Wherever the word "April" appears in the entries, copy the whole line.

--- Data ---

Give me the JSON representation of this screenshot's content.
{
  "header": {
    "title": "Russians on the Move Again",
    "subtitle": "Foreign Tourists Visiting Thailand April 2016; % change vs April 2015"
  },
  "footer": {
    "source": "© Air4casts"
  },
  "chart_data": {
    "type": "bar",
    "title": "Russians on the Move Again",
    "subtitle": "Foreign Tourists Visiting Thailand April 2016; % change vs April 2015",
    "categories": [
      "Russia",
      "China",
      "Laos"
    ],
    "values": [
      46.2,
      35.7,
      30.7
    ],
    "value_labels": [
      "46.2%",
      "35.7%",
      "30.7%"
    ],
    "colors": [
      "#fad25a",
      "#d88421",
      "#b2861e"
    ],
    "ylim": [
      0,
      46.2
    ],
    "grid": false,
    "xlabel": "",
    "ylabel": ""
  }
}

---

Answer to the problem:
    "subtitle": "Foreign Tourists Visiting Thailand April 2016; % change vs April 2015"
    "subtitle": "Foreign Tourists Visiting Thailand April 2016; % change vs April 2015",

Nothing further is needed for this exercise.